→ The problem: Track down the lines that contain "kävijöistä" and copy them.

════════════════════

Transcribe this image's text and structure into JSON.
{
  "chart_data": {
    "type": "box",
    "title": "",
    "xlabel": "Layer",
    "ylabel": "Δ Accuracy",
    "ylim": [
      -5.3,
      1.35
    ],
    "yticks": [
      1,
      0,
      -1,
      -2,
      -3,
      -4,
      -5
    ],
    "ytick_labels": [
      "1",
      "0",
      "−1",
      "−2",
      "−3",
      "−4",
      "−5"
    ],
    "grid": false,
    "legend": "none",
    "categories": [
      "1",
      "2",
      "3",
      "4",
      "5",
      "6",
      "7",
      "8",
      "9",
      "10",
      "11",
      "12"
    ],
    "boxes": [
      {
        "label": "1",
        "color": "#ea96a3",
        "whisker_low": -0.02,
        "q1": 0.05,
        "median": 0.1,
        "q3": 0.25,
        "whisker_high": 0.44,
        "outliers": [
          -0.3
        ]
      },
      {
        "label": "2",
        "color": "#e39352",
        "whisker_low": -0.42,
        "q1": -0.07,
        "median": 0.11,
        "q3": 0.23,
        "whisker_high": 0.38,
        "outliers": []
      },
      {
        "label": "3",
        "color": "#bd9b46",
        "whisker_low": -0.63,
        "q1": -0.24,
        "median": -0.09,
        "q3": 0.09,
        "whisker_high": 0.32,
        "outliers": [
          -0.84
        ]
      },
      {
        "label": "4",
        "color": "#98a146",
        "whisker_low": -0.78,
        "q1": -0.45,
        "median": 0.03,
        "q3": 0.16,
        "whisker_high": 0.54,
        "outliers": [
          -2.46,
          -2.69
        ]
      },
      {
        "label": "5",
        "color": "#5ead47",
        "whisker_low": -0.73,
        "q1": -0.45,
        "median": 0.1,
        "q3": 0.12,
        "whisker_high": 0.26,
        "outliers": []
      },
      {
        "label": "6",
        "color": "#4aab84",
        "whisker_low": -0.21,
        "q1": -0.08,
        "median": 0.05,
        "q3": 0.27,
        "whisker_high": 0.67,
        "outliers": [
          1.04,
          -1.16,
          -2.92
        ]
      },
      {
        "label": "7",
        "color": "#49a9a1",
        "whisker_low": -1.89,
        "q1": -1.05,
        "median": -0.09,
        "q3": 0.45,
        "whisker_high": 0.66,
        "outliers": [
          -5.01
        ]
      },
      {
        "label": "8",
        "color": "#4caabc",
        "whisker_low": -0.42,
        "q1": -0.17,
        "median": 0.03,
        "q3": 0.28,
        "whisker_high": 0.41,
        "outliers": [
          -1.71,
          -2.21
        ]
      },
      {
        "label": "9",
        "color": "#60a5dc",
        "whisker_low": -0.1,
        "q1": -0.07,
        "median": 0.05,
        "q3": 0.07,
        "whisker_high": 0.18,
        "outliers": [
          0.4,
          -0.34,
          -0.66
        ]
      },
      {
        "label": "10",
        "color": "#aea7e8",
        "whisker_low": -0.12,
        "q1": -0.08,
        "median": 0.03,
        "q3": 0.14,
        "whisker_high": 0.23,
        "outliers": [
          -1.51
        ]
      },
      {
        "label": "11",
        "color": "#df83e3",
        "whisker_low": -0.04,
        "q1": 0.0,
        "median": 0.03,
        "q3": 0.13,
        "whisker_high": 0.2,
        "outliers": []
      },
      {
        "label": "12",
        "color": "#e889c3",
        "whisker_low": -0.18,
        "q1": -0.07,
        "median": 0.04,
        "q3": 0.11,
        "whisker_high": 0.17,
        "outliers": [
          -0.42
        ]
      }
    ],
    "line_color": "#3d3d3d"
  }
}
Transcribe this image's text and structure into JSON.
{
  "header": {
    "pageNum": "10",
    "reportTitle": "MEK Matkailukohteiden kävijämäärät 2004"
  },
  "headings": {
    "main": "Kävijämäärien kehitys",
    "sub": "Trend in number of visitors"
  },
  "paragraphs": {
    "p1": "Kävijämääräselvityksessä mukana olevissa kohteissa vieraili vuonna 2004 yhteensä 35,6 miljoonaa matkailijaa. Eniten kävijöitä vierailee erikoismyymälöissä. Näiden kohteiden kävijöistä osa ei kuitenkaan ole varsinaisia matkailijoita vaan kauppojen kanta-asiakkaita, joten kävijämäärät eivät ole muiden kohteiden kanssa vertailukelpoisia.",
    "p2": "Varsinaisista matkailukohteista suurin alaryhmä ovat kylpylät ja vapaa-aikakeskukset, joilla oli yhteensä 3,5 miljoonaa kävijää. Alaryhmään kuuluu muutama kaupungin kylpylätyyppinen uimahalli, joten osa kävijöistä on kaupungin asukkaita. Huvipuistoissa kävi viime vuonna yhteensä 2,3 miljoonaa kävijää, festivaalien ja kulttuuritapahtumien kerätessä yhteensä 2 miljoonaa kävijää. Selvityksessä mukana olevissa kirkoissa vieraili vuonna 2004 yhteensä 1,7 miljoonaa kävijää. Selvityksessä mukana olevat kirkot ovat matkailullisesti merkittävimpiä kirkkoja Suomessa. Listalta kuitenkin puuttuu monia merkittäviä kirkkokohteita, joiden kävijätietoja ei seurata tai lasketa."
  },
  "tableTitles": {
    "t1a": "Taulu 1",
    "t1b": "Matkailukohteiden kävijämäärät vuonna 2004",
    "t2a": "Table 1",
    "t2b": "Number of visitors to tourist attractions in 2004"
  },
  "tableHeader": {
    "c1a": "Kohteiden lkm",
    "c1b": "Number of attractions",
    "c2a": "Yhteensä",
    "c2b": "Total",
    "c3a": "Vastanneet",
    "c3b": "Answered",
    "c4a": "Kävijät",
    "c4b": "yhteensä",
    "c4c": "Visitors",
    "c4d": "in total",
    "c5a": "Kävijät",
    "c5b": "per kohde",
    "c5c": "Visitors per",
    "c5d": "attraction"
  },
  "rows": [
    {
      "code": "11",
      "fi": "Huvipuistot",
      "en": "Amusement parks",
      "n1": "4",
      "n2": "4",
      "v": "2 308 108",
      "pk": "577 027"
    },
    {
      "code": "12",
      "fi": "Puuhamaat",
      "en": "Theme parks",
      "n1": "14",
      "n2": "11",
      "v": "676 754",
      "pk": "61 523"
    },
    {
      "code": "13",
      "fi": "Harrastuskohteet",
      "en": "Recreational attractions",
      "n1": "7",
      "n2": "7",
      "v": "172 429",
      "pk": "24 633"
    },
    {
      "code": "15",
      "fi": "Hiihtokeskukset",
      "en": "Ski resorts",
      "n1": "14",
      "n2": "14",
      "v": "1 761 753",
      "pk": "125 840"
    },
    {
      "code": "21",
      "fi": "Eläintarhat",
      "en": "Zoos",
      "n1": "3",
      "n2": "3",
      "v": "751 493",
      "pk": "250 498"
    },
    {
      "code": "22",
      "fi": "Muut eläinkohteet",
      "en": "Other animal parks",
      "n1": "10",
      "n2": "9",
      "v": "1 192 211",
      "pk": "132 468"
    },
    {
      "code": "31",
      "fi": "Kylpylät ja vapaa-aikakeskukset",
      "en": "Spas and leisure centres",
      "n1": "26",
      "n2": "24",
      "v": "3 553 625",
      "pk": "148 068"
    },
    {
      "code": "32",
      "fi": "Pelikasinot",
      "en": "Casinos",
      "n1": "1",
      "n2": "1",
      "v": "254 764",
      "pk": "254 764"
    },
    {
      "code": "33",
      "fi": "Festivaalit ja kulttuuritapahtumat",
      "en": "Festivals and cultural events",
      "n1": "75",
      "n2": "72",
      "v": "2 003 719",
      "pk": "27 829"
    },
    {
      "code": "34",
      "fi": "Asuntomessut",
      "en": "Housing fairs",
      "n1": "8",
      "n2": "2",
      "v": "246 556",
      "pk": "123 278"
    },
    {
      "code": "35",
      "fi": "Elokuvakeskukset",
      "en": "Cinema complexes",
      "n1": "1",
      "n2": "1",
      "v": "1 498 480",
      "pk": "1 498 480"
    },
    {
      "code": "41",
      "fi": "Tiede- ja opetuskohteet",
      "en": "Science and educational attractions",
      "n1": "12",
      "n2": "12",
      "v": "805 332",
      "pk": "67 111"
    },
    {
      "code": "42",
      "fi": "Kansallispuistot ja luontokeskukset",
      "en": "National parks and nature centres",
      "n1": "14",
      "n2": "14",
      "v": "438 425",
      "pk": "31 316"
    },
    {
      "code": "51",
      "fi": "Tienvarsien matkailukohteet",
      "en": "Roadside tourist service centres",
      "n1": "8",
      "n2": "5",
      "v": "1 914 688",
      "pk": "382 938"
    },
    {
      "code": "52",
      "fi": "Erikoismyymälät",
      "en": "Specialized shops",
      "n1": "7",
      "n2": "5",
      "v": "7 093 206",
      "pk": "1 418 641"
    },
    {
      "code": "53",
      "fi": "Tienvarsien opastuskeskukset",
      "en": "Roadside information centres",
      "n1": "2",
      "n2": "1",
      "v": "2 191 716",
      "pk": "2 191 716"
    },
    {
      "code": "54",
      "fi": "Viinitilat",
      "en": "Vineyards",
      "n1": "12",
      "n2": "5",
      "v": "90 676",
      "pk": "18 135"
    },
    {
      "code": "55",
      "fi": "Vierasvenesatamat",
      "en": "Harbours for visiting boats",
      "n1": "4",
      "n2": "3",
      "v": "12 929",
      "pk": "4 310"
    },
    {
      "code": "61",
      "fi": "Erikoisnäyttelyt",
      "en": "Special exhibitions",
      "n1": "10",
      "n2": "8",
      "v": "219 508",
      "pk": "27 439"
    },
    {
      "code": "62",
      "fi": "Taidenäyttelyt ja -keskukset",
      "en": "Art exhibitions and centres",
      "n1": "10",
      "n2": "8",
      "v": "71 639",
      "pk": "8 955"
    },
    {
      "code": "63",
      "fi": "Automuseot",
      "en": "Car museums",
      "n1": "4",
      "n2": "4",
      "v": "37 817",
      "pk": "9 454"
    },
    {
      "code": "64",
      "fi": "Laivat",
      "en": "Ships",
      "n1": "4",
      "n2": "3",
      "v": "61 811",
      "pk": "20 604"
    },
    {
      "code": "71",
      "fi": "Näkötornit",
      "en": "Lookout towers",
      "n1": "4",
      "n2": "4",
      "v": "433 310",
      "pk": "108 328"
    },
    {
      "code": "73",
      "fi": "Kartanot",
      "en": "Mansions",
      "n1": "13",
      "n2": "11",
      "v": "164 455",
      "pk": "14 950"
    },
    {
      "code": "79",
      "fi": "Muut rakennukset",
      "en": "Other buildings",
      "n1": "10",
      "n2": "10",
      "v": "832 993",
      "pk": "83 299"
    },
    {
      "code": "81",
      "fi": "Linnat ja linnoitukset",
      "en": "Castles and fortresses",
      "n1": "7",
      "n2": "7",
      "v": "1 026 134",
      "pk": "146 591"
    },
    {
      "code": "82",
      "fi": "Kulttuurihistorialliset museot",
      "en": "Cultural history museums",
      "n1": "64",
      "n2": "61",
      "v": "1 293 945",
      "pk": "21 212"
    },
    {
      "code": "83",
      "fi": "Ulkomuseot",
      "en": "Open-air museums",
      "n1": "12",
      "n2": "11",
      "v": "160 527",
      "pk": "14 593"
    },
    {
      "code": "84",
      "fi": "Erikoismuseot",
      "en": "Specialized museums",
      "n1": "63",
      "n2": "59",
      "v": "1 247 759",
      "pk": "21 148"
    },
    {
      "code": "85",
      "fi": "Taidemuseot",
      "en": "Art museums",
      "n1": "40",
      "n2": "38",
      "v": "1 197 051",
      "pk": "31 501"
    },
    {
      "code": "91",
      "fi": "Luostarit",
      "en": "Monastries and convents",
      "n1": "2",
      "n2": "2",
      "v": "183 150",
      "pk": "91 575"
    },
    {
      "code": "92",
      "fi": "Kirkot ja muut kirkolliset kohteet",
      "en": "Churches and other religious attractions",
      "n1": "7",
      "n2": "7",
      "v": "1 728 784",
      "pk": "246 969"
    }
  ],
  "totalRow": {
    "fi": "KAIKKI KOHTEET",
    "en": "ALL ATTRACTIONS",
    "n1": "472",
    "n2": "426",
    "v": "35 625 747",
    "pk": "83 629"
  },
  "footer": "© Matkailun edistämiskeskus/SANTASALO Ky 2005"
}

════════════════════

→ Solution for this exercise:
    "p1": "Kävijämääräselvityksessä mukana olevissa kohteissa vieraili vuonna 2004 yhteensä 35,6 miljoonaa matkailijaa. Eniten kävijöitä vierailee erikoismyymälöissä. Näiden kohteiden kävijöistä osa ei kuitenkaan ole varsinaisia matkailijoita vaan kauppojen kanta-asiakkaita, joten kävijämäärät eivät ole muiden kohteiden kanssa vertailukelpoisia.",
    "p2": "Varsinaisista matkailukohteista suurin alaryhmä ovat kylpylät ja vapaa-aikakeskukset, joilla oli yhteensä 3,5 miljoonaa kävijää. Alaryhmään kuuluu muutama kaupungin kylpylätyyppinen uimahalli, joten osa kävijöistä on kaupungin asukkaita. Huvipuistoissa kävi viime vuonna yhteensä 2,3 miljoonaa kävijää, festivaalien ja kulttuuritapahtumien kerätessä yhteensä 2 miljoonaa kävijää. Selvityksessä mukana olevissa kirkoissa vieraili vuonna 2004 yhteensä 1,7 miljoonaa kävijää. Selvityksessä mukana olevat kirkot ovat matkailullisesti merkittävimpiä kirkkoja Suomessa. Listalta kuitenkin puuttuu monia merkittäviä kirkkokohteita, joiden kävijätietoja ei seurata tai lasketa."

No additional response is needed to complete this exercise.